===== Text segment

ICM data after the correction defined by the PCA: The resemblance to the FCM data plot (Figure 3) was improved. Each data point represents a cell nucleus, but now in the PC1–PC3 coefficient plane (representing the underlying, noise-filtered area, and DNA content measurements). The subpopulations of the 2N and 4N peaks are more prominent.

Figure 7

For each of the 17 samples, clustering gap analysis was conducted to approximate the possible object population counts. The results of a single sample are presented here with gap values (top), k-means method, with the different colors designating different populations (middle), and c-Means with the different colors designating different populations, with the cluster centers (bottom). These measurements were used to identify a model for the side scatter measurement of the FCM method that was proportional to the object granularity, with the internal structures identifiable.

Figure 8

The results of c-means clustering on a single sample, with the clusters projected back to the DNA content distribution of the sample (blue, green, orange). These measurements were used to identify the approximate locations of the subpopulations of the 2N and 4N peaks.

Figure 9

The DNA content distribution of sample #2, with the clusters projected back to the DNA content distribution of the sample (blue, green, orange), and normal distributions fitted to the latter two populations (magenta, red).

Figure 10

The original ICM data scatterplot recolored based on the clustering results: Data point radii represent the cluster membership value. Classification results identified the peak populations, and provided the basis of the measurement of their DNA content values.

==========
===== Data

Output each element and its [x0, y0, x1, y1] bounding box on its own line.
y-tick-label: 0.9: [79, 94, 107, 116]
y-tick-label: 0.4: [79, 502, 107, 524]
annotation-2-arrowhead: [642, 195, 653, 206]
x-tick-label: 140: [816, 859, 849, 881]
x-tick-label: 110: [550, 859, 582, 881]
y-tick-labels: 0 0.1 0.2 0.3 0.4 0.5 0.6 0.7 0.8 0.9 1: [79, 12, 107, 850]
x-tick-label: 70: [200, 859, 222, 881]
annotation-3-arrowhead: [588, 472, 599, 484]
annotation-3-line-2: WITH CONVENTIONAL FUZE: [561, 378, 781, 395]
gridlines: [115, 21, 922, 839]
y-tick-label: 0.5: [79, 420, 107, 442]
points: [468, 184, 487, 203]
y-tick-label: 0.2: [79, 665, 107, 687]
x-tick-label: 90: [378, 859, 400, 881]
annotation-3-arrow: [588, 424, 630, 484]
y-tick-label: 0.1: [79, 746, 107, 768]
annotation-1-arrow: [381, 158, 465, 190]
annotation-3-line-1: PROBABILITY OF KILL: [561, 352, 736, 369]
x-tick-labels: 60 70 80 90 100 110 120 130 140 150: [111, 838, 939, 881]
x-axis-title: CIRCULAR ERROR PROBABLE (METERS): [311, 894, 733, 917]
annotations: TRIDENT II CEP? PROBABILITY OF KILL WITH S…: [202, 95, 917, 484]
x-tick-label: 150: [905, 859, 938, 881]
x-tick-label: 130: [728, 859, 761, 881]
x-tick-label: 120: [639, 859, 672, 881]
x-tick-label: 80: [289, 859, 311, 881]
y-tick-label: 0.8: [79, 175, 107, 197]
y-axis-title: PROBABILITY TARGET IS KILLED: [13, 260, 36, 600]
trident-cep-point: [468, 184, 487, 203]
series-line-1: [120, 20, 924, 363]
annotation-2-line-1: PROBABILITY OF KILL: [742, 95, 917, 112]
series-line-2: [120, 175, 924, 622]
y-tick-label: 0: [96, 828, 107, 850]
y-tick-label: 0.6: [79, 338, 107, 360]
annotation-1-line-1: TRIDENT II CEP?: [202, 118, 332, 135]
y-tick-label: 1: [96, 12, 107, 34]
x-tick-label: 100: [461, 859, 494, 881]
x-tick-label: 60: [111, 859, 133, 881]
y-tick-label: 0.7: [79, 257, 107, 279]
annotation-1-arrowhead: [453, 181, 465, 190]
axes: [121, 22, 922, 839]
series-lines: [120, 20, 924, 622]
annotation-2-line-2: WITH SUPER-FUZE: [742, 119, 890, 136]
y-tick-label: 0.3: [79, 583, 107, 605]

==========

Action item ▸
Pick up the captions on clustering the DNA content of cell nuclei after their last sentence and continue them.

Answer box ▸
Figure 11

Overview of the reference (FCM) and the proposed (ICM) methods: The two approaches attempt to measure the same physical property through two different appliances. The ICM method was shown to have a linear response to uniform-intensity sources (i.e., fluorescent beads) with the parameter of exposure time (within the detection range of the appliance). Measuring nuclei, the same method is proposed to also have a linear relationship with the values produced by the reference method.

Figure 12

The ratio of the 2N and the 4N peak DNA content ratios for the histogram bin-based image cytometry (top), for flow cytometry (middle), and the reference and normal distribution fit-based image cytometry (bottom) results: The horizontal axis contains the 17 samples by index; the vertical axis shows the peak ratio value (the actual data with blue, the average with red, yellow and purple lines represent the ± 1 SD interval). The diagrams show the same range for comparison. The lower standard deviation of the bottom plot compared to the original (top) one is prominent.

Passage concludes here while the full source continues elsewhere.